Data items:
------------------------
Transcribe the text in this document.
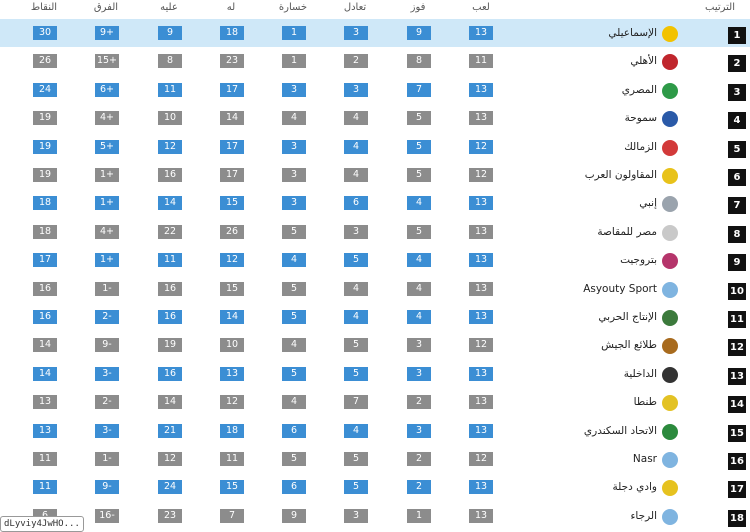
الترتيب
لعب
فوز
تعادل
خسارة
له
عليه
الفرق
النقاط
1
الإسماعيلي
13
9
3
1
18
9
9+
30
2
الأهلي
11
8
2
1
23
8
15+
26
3
المصري
13
7
3
3
17
11
6+
24
4
سموحة
13
5
4
4
14
10
4+
19
5
الزمالك
12
5
4
3
17
12
5+
19
6
المقاولون العرب
12
5
4
3
17
16
1+
19
7
إنبي
13
4
6
3
15
14
1+
18
8
مصر للمقاصة
13
5
3
5
26
22
4+
18
9
بتروجيت
13
4
5
4
12
11
1+
17
10
Asyouty Sport
13
4
4
5
15
16
1-
16
11
الإنتاج الحربي
13
4
4
5
14
16
2-
16
12
طلائع الجيش
12
3
5
4
10
19
9-
14
13
الداخلية
13
3
5
5
13
16
3-
14
14
طنطا
13
2
7
4
12
14
2-
13
15
الاتحاد السكندري
13
3
4
6
18
21
3-
13
16
Nasr
12
2
5
5
11
12
1-
11
17
وادي دجلة
13
2
5
6
15
24
9-
11
18
الرجاء
13
1
3
9
7
23
16-
dLyviy4JwHO...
------------------------
▶ YOUR OBJECTIVE
Apart from the pictures, the entries above are to be repeated in full and exactly.

▶ SOLUTION TO THIS PROBLEM
Transcribe the text in this document.
الترتيب
لعب
فوز
تعادل
خسارة
له
عليه
الفرق
النقاط
1
الإسماعيلي
13
9
3
1
18
9
9+
30
2
الأهلي
11
8
2
1
23
8
15+
26
3
المصري
13
7
3
3
17
11
6+
24
4
سموحة
13
5
4
4
14
10
4+
19
5
الزمالك
12
5
4
3
17
12
5+
19
6
المقاولون العرب
12
5
4
3
17
16
1+
19
7
إنبي
13
4
6
3
15
14
1+
18
8
مصر للمقاصة
13
5
3
5
26
22
4+
18
9
بتروجيت
13
4
5
4
12
11
1+
17
10
Asyouty Sport
13
4
4
5
15
16
1-
16
11
الإنتاج الحربي
13
4
4
5
14
16
2-
16
12
طلائع الجيش
12
3
5
4
10
19
9-
14
13
الداخلية
13
3
5
5
13
16
3-
14
14
طنطا
13
2
7
4
12
14
2-
13
15
الاتحاد السكندري
13
3
4
6
18
21
3-
13
16
Nasr
12
2
5
5
11
12
1-
11
17
وادي دجلة
13
2
5
6
15
24
9-
11
18
الرجاء
13
1
3
9
7
23
16-
dLyviy4JwHO...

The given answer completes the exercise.